▸ **Aim of the exercise**: From the passage below on surround miking and microphone color, list every microphone that is identified by a specific model name or number.

Surround Miking & Acoustic Equalisers
For surround recording, Richard King will often supplement a forward–facing left–centre–right constellation of DPA 4006 omnis with a further pair of 4006s for the surround channels, the latter fitted with DPA’s acoustic equaliser spheres. The rear mics will be a few metres further away from the ensemble, facing back into the hall. “The ball makes the microphone more cardioid at higher frequencies, above around 1kHz,” explains King. “So at low frequencies you get this great correlation, except for the time delay between the rear mics and the main mics, so you get a lot of envelopment, but it’s a very stable image, because your source stays in the front speakers. And then the high–frequencies are decorrelated, so again you get the sense of the source sound really staying in the front speakers.
“It works really well. The first person I heard of using it was Erdo Groot, he was at Philips at the time, now he’s at Polyhymnia. He played me some of his recordings where he was using the acoustic equalisers for the rear, and it worked so well that I just adopted it. But I don’t like them for anything on axis. I don’t use them on the main mics, because it distorts the natural timbre of the microphone. It’s too bright on axis, a pretty big boost in the presence range, and it’s not pretty, it’s not a smooth boost. However, if you take the Schoeps MK2H and put their ball on it — it’s smaller — that actually sounds pretty good on axis, and it’s a better emulation of the old Neumann M50. The original idea with the DPA was to put the ball on and get the M50 characteristic, but that just didn’t work, whereas the Schoeps is much closer, and smoother, and for film the Schoeps with the ball is a much better replacement for an M50 than anything else, for a Decca Tree certainly.”
Microphone Colours
Richard King: “I’ve had more success using DPA omnis than any other omnis out there. That’s not to say I don’t like other mics: the Schoeps omnis are fantastic, for instance. Sennheiser has a new one, the 8020, which is very good and comes very close to the DPA for me. But there’s something about the colour... You know, every microphone manufacturer says their mics are perfectly flat and transparent, but every mic has a colour. For me it’s subjective, and the colour I like the most is what I get from the DPAs. They’re pretty flat. There’s a bump up around 18kHz or something — where, these days, I don’t hear that much of a difference! There’s a colour there, but it’s a positive addition to the sound, I think. They’re super natural–sounding, especially in terms of the space and the depth. Of all the omnis out there, I think they sound the most omnidirectional, in other words, if you put up a DPA and a Schoeps at the same distance from a source, both omnis, you’d hear more room from the back of the DPA than you would in the Schoeps.

Data entries
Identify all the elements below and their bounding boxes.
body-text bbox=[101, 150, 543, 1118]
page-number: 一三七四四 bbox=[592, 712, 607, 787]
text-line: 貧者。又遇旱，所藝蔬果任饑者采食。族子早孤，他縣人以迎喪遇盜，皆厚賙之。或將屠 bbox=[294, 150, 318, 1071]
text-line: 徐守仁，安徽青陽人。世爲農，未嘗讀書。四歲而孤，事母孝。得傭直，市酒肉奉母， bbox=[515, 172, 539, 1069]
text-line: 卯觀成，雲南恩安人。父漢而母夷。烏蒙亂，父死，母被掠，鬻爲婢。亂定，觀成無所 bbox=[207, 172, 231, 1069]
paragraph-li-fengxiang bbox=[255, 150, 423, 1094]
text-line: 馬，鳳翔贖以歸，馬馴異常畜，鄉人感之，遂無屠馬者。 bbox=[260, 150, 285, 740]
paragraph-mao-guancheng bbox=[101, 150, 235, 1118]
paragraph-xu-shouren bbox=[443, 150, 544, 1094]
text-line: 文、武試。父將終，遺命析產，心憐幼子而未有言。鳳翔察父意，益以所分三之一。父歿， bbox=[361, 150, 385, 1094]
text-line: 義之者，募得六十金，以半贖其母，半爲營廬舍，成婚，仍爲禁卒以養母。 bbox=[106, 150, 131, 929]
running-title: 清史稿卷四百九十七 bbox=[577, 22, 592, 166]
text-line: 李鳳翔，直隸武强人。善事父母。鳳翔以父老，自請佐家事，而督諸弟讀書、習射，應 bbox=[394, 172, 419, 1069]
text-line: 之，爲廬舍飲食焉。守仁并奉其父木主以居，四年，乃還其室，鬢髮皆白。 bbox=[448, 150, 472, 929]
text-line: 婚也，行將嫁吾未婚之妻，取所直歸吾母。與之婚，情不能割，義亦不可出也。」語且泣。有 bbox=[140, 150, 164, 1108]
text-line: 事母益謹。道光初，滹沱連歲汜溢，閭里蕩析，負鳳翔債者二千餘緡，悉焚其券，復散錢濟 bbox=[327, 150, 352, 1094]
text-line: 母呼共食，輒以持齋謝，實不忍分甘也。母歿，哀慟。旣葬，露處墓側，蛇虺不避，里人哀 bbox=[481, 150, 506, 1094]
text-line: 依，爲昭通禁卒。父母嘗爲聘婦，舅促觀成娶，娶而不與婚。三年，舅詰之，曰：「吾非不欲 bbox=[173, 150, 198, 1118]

▸ **Written solution**:
DPA 4006
Schoeps MK2H
Neumann M50
Sennheiser 8020